## Job
Print all of the lines exactly. Any picture among them stays out.

(Items from a figure collection)
<<<<

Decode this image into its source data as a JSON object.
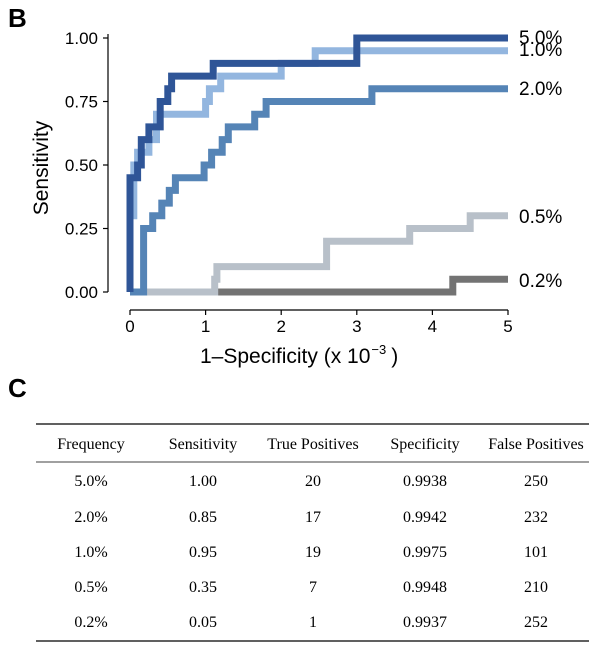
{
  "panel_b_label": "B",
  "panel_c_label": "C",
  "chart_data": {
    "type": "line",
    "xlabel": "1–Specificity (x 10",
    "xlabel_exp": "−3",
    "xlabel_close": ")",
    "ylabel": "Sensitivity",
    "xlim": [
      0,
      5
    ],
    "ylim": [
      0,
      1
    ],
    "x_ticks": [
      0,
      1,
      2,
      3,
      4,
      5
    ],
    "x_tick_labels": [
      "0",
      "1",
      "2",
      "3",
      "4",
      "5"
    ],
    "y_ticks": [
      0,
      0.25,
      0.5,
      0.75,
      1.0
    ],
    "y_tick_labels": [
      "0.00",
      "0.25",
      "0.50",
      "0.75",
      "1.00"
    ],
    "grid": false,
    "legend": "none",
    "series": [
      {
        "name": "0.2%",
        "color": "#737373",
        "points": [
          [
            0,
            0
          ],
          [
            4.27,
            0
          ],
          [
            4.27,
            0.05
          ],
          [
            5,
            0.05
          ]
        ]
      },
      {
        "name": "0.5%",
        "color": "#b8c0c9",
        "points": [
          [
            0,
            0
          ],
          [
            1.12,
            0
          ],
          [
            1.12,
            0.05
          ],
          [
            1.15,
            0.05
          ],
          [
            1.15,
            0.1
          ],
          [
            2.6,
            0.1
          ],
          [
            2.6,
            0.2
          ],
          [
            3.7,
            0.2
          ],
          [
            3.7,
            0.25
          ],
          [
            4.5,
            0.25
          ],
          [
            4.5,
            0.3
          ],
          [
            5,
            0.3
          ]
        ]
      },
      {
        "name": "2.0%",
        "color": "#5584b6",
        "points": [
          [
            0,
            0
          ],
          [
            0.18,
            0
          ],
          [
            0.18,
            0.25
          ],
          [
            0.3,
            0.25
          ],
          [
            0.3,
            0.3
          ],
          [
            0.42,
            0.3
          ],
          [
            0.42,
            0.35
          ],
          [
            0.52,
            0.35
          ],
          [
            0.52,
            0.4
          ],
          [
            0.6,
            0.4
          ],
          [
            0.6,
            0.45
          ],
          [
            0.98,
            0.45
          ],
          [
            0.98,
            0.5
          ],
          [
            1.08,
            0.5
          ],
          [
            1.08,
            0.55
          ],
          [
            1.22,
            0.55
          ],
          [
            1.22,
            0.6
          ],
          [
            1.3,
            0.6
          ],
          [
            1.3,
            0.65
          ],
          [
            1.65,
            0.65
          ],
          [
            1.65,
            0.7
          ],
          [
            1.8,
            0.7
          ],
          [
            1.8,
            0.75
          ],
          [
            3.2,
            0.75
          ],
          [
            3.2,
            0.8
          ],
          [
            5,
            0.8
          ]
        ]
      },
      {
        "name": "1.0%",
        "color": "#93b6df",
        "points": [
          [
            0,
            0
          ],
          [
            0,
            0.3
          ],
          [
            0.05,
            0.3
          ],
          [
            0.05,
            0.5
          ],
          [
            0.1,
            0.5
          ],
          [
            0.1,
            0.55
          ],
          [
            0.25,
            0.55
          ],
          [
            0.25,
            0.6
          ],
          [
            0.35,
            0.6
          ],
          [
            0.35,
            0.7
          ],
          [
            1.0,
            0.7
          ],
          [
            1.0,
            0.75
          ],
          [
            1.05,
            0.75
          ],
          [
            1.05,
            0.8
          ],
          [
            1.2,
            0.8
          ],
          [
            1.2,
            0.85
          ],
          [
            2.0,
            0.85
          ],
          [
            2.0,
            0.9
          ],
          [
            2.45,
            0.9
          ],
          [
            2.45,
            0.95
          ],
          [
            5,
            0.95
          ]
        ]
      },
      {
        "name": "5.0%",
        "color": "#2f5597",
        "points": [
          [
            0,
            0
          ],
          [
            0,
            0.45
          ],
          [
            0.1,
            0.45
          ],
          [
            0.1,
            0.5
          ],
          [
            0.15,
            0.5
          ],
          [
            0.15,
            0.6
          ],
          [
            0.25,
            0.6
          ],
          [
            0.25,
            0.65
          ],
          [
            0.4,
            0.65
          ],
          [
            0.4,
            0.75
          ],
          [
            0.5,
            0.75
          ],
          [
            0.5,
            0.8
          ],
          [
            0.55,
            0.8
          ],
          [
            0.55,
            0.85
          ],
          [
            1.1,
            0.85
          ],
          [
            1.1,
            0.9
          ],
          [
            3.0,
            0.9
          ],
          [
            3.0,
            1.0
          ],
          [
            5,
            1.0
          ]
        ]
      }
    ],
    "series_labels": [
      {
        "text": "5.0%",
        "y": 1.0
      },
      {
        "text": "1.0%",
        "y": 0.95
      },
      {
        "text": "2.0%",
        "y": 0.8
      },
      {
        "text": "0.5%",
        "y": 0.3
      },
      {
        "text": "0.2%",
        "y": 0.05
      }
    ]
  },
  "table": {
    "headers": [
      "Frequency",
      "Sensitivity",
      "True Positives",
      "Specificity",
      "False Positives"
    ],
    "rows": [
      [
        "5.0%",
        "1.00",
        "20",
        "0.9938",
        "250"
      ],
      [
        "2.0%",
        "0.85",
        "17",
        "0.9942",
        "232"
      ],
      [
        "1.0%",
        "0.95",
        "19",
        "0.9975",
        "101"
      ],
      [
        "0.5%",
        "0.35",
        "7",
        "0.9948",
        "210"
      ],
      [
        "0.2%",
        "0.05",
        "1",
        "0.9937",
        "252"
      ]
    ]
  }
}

>>>>

## Answer to this task
Decode this image into its source data as a JSON object.
{
  "panel_b_label": "B",
  "panel_c_label": "C",
  "chart_data": {
    "type": "line",
    "xlabel": "1–Specificity (x 10",
    "xlabel_exp": "−3",
    "xlabel_close": ")",
    "ylabel": "Sensitivity",
    "xlim": [
      0,
      5
    ],
    "ylim": [
      0,
      1
    ],
    "x_ticks": [
      0,
      1,
      2,
      3,
      4,
      5
    ],
    "x_tick_labels": [
      "0",
      "1",
      "2",
      "3",
      "4",
      "5"
    ],
    "y_ticks": [
      0,
      0.25,
      0.5,
      0.75,
      1.0
    ],
    "y_tick_labels": [
      "0.00",
      "0.25",
      "0.50",
      "0.75",
      "1.00"
    ],
    "grid": false,
    "legend": "none",
    "series": [
      {
        "name": "0.2%",
        "color": "#737373",
        "points": [
          [
            0,
            0
          ],
          [
            4.27,
            0
          ],
          [
            4.27,
            0.05
          ],
          [
            5,
            0.05
          ]
        ]
      },
      {
        "name": "0.5%",
        "color": "#b8c0c9",
        "points": [
          [
            0,
            0
          ],
          [
            1.12,
            0
          ],
          [
            1.12,
            0.05
          ],
          [
            1.15,
            0.05
          ],
          [
            1.15,
            0.1
          ],
          [
            2.6,
            0.1
          ],
          [
            2.6,
            0.2
          ],
          [
            3.7,
            0.2
          ],
          [
            3.7,
            0.25
          ],
          [
            4.5,
            0.25
          ],
          [
            4.5,
            0.3
          ],
          [
            5,
            0.3
          ]
        ]
      },
      {
        "name": "2.0%",
        "color": "#5584b6",
        "points": [
          [
            0,
            0
          ],
          [
            0.18,
            0
          ],
          [
            0.18,
            0.25
          ],
          [
            0.3,
            0.25
          ],
          [
            0.3,
            0.3
          ],
          [
            0.42,
            0.3
          ],
          [
            0.42,
            0.35
          ],
          [
            0.52,
            0.35
          ],
          [
            0.52,
            0.4
          ],
          [
            0.6,
            0.4
          ],
          [
            0.6,
            0.45
          ],
          [
            0.98,
            0.45
          ],
          [
            0.98,
            0.5
          ],
          [
            1.08,
            0.5
          ],
          [
            1.08,
            0.55
          ],
          [
            1.22,
            0.55
          ],
          [
            1.22,
            0.6
          ],
          [
            1.3,
            0.6
          ],
          [
            1.3,
            0.65
          ],
          [
            1.65,
            0.65
          ],
          [
            1.65,
            0.7
          ],
          [
            1.8,
            0.7
          ],
          [
            1.8,
            0.75
          ],
          [
            3.2,
            0.75
          ],
          [
            3.2,
            0.8
          ],
          [
            5,
            0.8
          ]
        ]
      },
      {
        "name": "1.0%",
        "color": "#93b6df",
        "points": [
          [
            0,
            0
          ],
          [
            0,
            0.3
          ],
          [
            0.05,
            0.3
          ],
          [
            0.05,
            0.5
          ],
          [
            0.1,
            0.5
          ],
          [
            0.1,
            0.55
          ],
          [
            0.25,
            0.55
          ],
          [
            0.25,
            0.6
          ],
          [
            0.35,
            0.6
          ],
          [
            0.35,
            0.7
          ],
          [
            1.0,
            0.7
          ],
          [
            1.0,
            0.75
          ],
          [
            1.05,
            0.75
          ],
          [
            1.05,
            0.8
          ],
          [
            1.2,
            0.8
          ],
          [
            1.2,
            0.85
          ],
          [
            2.0,
            0.85
          ],
          [
            2.0,
            0.9
          ],
          [
            2.45,
            0.9
          ],
          [
            2.45,
            0.95
          ],
          [
            5,
            0.95
          ]
        ]
      },
      {
        "name": "5.0%",
        "color": "#2f5597",
        "points": [
          [
            0,
            0
          ],
          [
            0,
            0.45
          ],
          [
            0.1,
            0.45
          ],
          [
            0.1,
            0.5
          ],
          [
            0.15,
            0.5
          ],
          [
            0.15,
            0.6
          ],
          [
            0.25,
            0.6
          ],
          [
            0.25,
            0.65
          ],
          [
            0.4,
            0.65
          ],
          [
            0.4,
            0.75
          ],
          [
            0.5,
            0.75
          ],
          [
            0.5,
            0.8
          ],
          [
            0.55,
            0.8
          ],
          [
            0.55,
            0.85
          ],
          [
            1.1,
            0.85
          ],
          [
            1.1,
            0.9
          ],
          [
            3.0,
            0.9
          ],
          [
            3.0,
            1.0
          ],
          [
            5,
            1.0
          ]
        ]
      }
    ],
    "series_labels": [
      {
        "text": "5.0%",
        "y": 1.0
      },
      {
        "text": "1.0%",
        "y": 0.95
      },
      {
        "text": "2.0%",
        "y": 0.8
      },
      {
        "text": "0.5%",
        "y": 0.3
      },
      {
        "text": "0.2%",
        "y": 0.05
      }
    ]
  },
  "table": {
    "headers": [
      "Frequency",
      "Sensitivity",
      "True Positives",
      "Specificity",
      "False Positives"
    ],
    "rows": [
      [
        "5.0%",
        "1.00",
        "20",
        "0.9938",
        "250"
      ],
      [
        "2.0%",
        "0.85",
        "17",
        "0.9942",
        "232"
      ],
      [
        "1.0%",
        "0.95",
        "19",
        "0.9975",
        "101"
      ],
      [
        "0.5%",
        "0.35",
        "7",
        "0.9948",
        "210"
      ],
      [
        "0.2%",
        "0.05",
        "1",
        "0.9937",
        "252"
      ]
    ]
  }
}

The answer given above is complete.